» **EXERCISE DESCRIPTION**:
Your answer must be every line of the data below that holds the string "upper", copied exactly.

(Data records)

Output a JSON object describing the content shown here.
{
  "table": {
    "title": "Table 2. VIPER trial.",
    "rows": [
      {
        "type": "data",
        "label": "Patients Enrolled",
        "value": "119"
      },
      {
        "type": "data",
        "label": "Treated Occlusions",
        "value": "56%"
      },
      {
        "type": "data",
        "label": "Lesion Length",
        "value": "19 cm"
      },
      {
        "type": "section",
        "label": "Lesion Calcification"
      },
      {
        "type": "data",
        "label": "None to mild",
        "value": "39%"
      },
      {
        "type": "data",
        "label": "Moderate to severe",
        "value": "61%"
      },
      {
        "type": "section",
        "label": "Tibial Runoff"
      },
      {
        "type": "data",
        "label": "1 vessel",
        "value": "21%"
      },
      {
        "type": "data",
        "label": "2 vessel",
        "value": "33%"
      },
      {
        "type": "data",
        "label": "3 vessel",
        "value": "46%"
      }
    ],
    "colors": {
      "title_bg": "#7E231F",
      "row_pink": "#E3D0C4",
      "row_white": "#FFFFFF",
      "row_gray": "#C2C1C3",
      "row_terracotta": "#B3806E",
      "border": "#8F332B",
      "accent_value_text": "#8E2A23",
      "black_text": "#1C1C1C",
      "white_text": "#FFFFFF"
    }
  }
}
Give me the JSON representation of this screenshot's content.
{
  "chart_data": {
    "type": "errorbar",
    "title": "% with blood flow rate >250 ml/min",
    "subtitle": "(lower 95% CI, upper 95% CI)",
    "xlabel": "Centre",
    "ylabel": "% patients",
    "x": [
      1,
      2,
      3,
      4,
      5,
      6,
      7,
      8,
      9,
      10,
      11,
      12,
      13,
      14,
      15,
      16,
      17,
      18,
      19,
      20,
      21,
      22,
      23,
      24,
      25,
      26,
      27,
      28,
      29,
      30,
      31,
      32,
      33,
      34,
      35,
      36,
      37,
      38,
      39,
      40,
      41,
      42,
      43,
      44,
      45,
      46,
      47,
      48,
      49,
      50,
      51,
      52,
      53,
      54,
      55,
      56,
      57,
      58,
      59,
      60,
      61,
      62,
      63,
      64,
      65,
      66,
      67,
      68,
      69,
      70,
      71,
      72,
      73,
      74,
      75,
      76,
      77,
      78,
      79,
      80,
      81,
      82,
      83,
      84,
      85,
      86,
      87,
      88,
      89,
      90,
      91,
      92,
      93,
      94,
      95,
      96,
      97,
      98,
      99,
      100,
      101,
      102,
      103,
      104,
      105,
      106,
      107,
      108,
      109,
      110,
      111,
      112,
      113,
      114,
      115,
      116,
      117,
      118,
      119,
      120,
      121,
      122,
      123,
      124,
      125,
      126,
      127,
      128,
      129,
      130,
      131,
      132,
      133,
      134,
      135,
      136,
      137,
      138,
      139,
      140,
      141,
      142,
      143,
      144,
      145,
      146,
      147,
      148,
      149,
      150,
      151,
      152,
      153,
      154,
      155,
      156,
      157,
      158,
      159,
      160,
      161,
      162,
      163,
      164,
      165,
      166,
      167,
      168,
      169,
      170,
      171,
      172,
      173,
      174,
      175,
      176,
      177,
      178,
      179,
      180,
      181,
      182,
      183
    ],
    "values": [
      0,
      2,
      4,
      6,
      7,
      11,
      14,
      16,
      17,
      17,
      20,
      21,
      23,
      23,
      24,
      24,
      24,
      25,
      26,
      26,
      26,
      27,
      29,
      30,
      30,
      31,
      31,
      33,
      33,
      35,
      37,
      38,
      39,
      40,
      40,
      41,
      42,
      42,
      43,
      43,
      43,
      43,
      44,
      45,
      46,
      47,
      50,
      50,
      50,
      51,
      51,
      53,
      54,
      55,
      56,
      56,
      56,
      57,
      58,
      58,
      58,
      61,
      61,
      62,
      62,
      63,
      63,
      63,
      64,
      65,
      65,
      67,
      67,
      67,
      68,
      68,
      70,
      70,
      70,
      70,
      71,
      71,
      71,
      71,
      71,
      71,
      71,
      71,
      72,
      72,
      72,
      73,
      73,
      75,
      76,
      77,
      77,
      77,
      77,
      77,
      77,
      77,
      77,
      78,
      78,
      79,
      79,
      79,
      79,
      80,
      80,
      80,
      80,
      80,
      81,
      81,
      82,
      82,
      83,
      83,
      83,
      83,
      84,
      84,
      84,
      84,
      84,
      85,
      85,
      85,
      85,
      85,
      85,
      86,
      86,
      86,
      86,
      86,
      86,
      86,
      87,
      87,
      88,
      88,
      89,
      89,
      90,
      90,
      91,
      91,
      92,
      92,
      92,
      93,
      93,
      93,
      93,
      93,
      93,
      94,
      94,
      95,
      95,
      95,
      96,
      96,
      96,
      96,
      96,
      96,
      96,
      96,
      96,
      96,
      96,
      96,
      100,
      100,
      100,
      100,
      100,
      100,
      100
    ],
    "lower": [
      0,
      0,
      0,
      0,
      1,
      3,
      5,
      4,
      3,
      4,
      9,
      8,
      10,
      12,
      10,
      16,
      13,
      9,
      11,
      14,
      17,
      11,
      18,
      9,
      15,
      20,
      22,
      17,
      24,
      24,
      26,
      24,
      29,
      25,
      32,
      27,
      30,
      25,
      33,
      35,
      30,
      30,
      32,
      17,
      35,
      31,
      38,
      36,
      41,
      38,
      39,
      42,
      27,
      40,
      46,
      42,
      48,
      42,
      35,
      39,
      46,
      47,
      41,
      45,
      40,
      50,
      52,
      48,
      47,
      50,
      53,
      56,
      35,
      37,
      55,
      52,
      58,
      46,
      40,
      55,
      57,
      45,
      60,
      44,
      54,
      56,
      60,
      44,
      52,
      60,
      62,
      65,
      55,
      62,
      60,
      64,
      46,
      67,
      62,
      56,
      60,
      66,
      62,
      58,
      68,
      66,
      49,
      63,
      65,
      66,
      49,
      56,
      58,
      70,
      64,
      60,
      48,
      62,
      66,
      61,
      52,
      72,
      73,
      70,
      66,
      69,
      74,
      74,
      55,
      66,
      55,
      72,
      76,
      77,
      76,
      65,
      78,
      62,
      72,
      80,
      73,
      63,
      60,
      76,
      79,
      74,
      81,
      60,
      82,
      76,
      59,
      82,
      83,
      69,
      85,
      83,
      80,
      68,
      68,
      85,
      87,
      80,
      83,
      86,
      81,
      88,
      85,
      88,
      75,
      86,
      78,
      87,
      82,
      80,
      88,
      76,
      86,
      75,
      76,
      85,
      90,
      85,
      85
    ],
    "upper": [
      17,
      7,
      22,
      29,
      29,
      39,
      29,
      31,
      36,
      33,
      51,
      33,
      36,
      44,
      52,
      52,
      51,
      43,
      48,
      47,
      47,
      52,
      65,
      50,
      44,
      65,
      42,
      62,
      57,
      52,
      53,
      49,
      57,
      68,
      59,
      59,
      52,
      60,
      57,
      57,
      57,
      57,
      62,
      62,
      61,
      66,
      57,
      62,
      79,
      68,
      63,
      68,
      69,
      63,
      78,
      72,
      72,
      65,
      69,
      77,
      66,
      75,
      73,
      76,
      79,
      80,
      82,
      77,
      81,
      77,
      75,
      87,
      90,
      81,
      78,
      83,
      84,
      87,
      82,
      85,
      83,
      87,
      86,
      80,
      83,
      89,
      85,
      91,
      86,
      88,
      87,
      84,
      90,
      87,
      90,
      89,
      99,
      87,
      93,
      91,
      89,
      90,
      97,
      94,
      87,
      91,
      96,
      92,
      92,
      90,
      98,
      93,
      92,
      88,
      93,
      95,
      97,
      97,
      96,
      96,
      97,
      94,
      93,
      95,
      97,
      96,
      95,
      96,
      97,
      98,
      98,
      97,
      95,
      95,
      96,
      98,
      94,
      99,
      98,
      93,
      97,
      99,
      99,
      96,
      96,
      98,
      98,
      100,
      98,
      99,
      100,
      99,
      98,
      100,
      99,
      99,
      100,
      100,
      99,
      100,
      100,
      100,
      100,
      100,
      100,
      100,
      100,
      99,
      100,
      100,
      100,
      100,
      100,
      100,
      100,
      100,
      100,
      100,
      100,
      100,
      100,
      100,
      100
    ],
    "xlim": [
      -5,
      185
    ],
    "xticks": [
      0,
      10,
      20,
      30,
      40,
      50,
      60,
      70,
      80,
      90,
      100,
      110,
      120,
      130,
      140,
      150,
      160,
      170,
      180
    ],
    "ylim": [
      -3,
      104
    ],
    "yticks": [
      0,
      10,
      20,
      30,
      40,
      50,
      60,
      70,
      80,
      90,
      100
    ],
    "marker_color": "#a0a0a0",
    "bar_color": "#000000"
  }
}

» **SOLVED PROBLEM**:
    "subtitle": "(lower 95% CI, upper 95% CI)",
    "upper": [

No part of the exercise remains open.